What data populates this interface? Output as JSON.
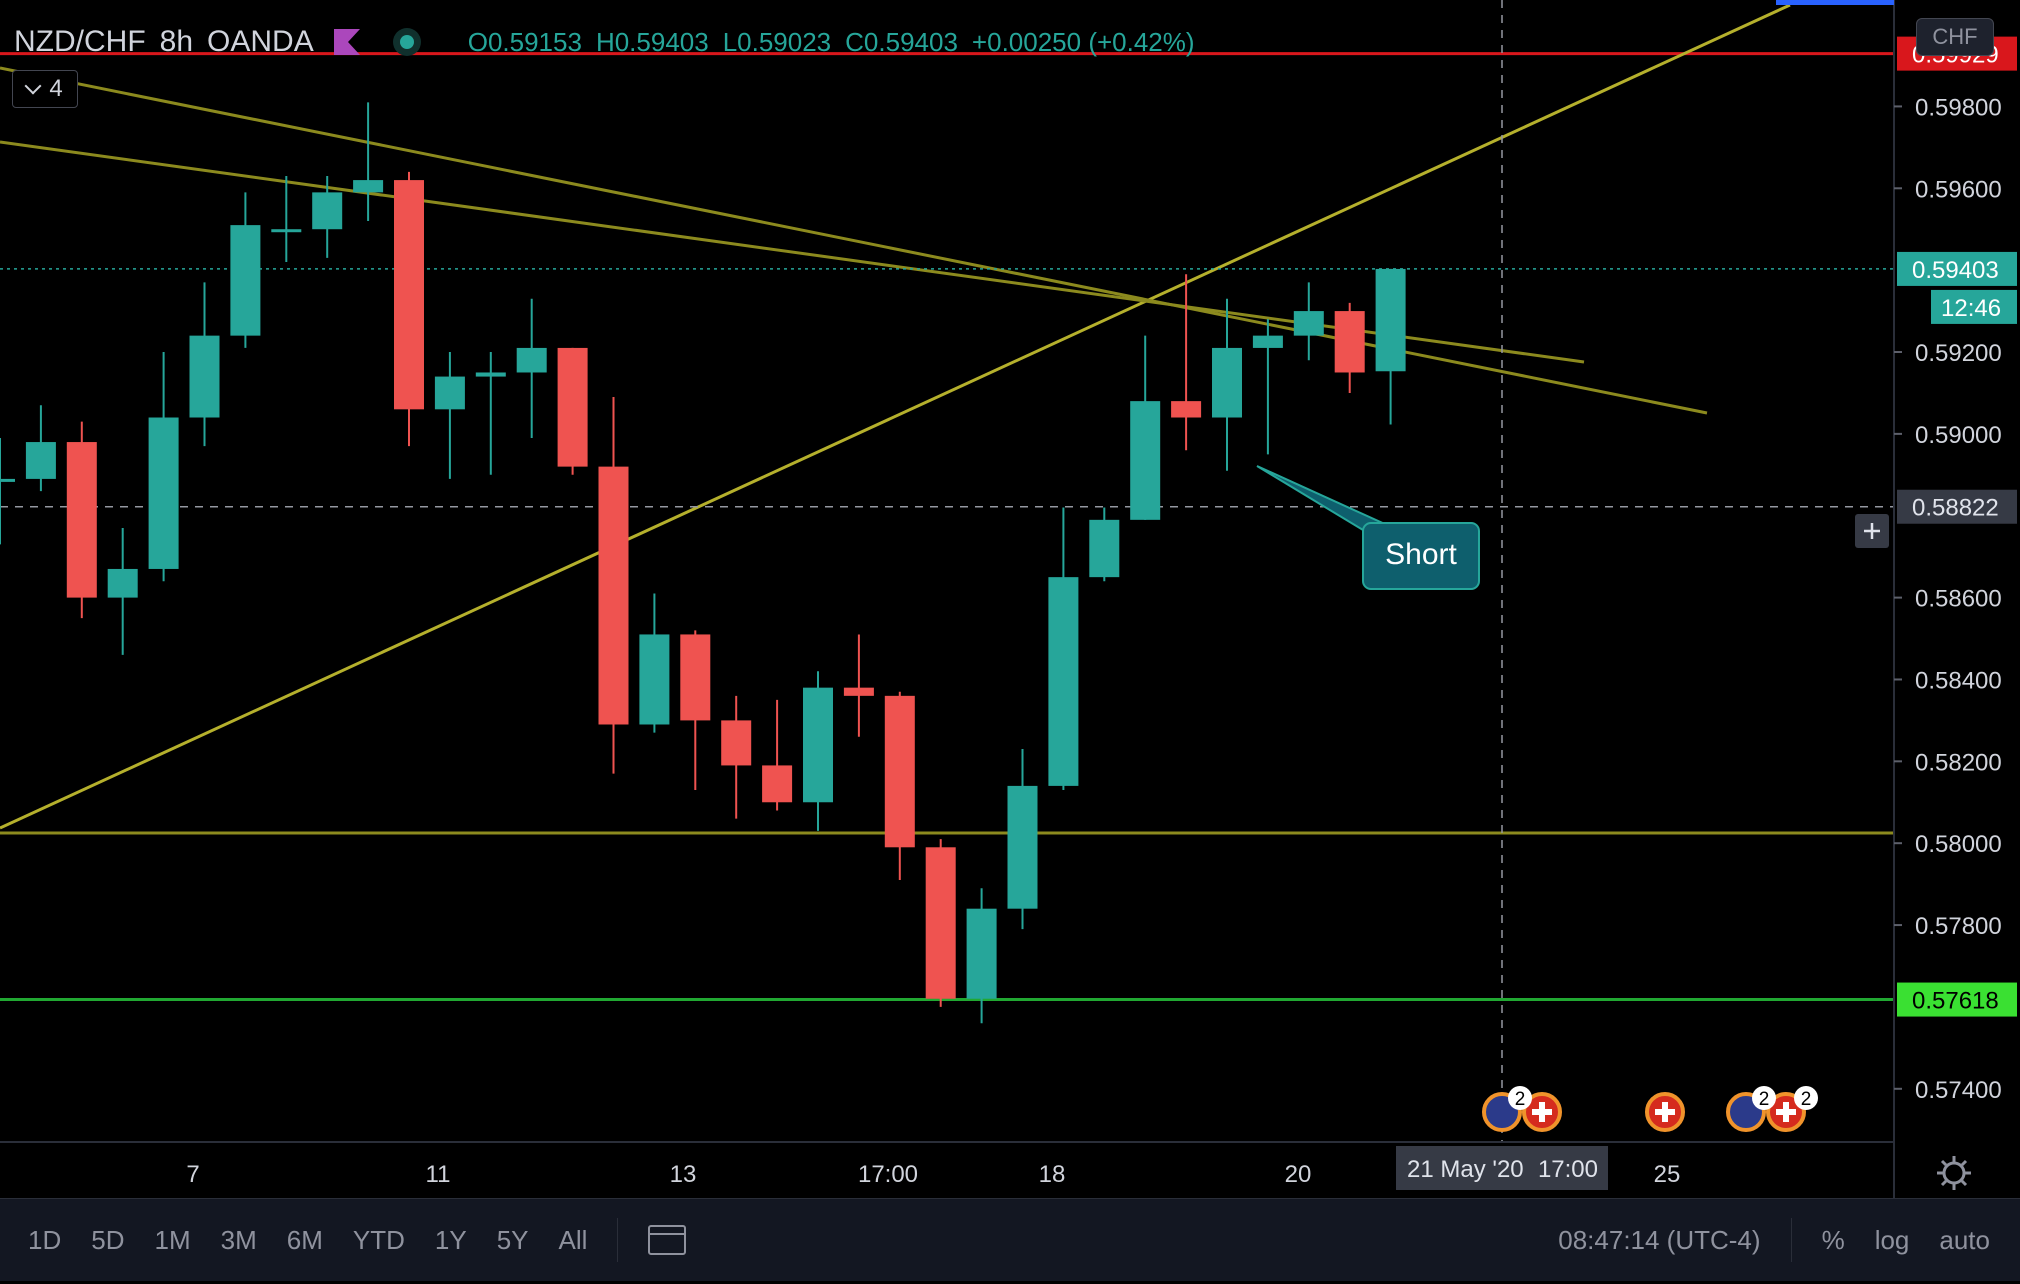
{
  "header": {
    "symbol": "NZD/CHF",
    "timeframe": "8h",
    "source": "OANDA",
    "ohlc": {
      "open": "O0.59153",
      "high": "H0.59403",
      "low": "L0.59023",
      "close": "C0.59403",
      "change": "+0.00250 (+0.42%)"
    },
    "indicator_count": "4"
  },
  "currency_badge": "CHF",
  "colors": {
    "up": "#26a69a",
    "down": "#ef5350",
    "trendline": "#b5b02c",
    "support": "#21a832",
    "resistance": "#d9171c"
  },
  "chart_data": {
    "type": "candlestick",
    "y_ticks": [
      "0.59800",
      "0.59600",
      "0.59200",
      "0.59000",
      "0.58600",
      "0.58400",
      "0.58200",
      "0.58000",
      "0.57800",
      "0.57400"
    ],
    "ylim": [
      0.5727,
      0.6006
    ],
    "x_ticks": [
      "7",
      "11",
      "13",
      "17:00",
      "18",
      "20",
      "25"
    ],
    "candles": [
      {
        "o": 0.5889,
        "h": 0.5899,
        "l": 0.5873,
        "c": 0.5889
      },
      {
        "o": 0.5889,
        "h": 0.5907,
        "l": 0.5886,
        "c": 0.5898
      },
      {
        "o": 0.5898,
        "h": 0.5903,
        "l": 0.5855,
        "c": 0.586
      },
      {
        "o": 0.586,
        "h": 0.5877,
        "l": 0.5846,
        "c": 0.5867
      },
      {
        "o": 0.5867,
        "h": 0.592,
        "l": 0.5864,
        "c": 0.5904
      },
      {
        "o": 0.5904,
        "h": 0.5937,
        "l": 0.5897,
        "c": 0.5924
      },
      {
        "o": 0.5924,
        "h": 0.5959,
        "l": 0.5921,
        "c": 0.5951
      },
      {
        "o": 0.595,
        "h": 0.5963,
        "l": 0.5942,
        "c": 0.595
      },
      {
        "o": 0.595,
        "h": 0.5963,
        "l": 0.5943,
        "c": 0.5959
      },
      {
        "o": 0.5959,
        "h": 0.5981,
        "l": 0.5952,
        "c": 0.5962
      },
      {
        "o": 0.5962,
        "h": 0.5964,
        "l": 0.5897,
        "c": 0.5906
      },
      {
        "o": 0.5906,
        "h": 0.592,
        "l": 0.5889,
        "c": 0.5914
      },
      {
        "o": 0.5914,
        "h": 0.592,
        "l": 0.589,
        "c": 0.5915
      },
      {
        "o": 0.5915,
        "h": 0.5933,
        "l": 0.5899,
        "c": 0.5921
      },
      {
        "o": 0.5921,
        "h": 0.5921,
        "l": 0.589,
        "c": 0.5892
      },
      {
        "o": 0.5892,
        "h": 0.5909,
        "l": 0.5817,
        "c": 0.5829
      },
      {
        "o": 0.5829,
        "h": 0.5861,
        "l": 0.5827,
        "c": 0.5851
      },
      {
        "o": 0.5851,
        "h": 0.5852,
        "l": 0.5813,
        "c": 0.583
      },
      {
        "o": 0.583,
        "h": 0.5836,
        "l": 0.5806,
        "c": 0.5819
      },
      {
        "o": 0.5819,
        "h": 0.5835,
        "l": 0.5808,
        "c": 0.581
      },
      {
        "o": 0.581,
        "h": 0.5842,
        "l": 0.5803,
        "c": 0.5838
      },
      {
        "o": 0.5838,
        "h": 0.5851,
        "l": 0.5826,
        "c": 0.5836
      },
      {
        "o": 0.5836,
        "h": 0.5837,
        "l": 0.5791,
        "c": 0.5799
      },
      {
        "o": 0.5799,
        "h": 0.5801,
        "l": 0.576,
        "c": 0.5762
      },
      {
        "o": 0.5762,
        "h": 0.5789,
        "l": 0.5756,
        "c": 0.5784
      },
      {
        "o": 0.5784,
        "h": 0.5823,
        "l": 0.5779,
        "c": 0.5814
      },
      {
        "o": 0.5814,
        "h": 0.5882,
        "l": 0.5813,
        "c": 0.5865
      },
      {
        "o": 0.5865,
        "h": 0.5882,
        "l": 0.5864,
        "c": 0.5879
      },
      {
        "o": 0.5879,
        "h": 0.5924,
        "l": 0.5879,
        "c": 0.5908
      },
      {
        "o": 0.5908,
        "h": 0.5939,
        "l": 0.5896,
        "c": 0.5904
      },
      {
        "o": 0.5904,
        "h": 0.5933,
        "l": 0.5891,
        "c": 0.5921
      },
      {
        "o": 0.5921,
        "h": 0.5928,
        "l": 0.5895,
        "c": 0.5924
      },
      {
        "o": 0.5924,
        "h": 0.5937,
        "l": 0.5918,
        "c": 0.593
      },
      {
        "o": 0.593,
        "h": 0.5932,
        "l": 0.591,
        "c": 0.5915
      },
      {
        "o": 0.59153,
        "h": 0.59403,
        "l": 0.59023,
        "c": 0.59403
      }
    ],
    "levels": [
      {
        "label": "0.59929",
        "value": 0.59929,
        "color": "#d9171c",
        "style": "solid"
      },
      {
        "label": "0.57618",
        "value": 0.57618,
        "color": "#21a832",
        "style": "solid"
      },
      {
        "value": 0.58025,
        "color": "#8c8a1e",
        "style": "solid"
      }
    ],
    "last_price": {
      "label": "0.59403",
      "value": 0.59403,
      "countdown": "12:46"
    },
    "crosshair": {
      "label": "0.58822",
      "value": 0.58822,
      "date_label": "21 May '20",
      "time_label": "17:00"
    },
    "annotation": {
      "text": "Short"
    },
    "events_badge_count": "2"
  },
  "bottom_bar": {
    "ranges": [
      "1D",
      "5D",
      "1M",
      "3M",
      "6M",
      "YTD",
      "1Y",
      "5Y",
      "All"
    ],
    "clock": "08:47:14 (UTC-4)",
    "percent": "%",
    "log": "log",
    "auto": "auto"
  }
}
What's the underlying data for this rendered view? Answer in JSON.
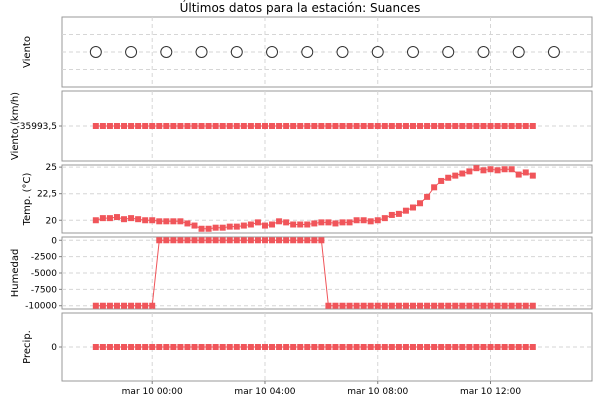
= = = = =
■ Goal ■
Pick out lines containing the word "value", each one as written.

■ Reply ■
        "value": 0.59929,
        "value": 0.57618,
        "value": 0.58025,
      "value": 0.59403,
      "value": 0.58822,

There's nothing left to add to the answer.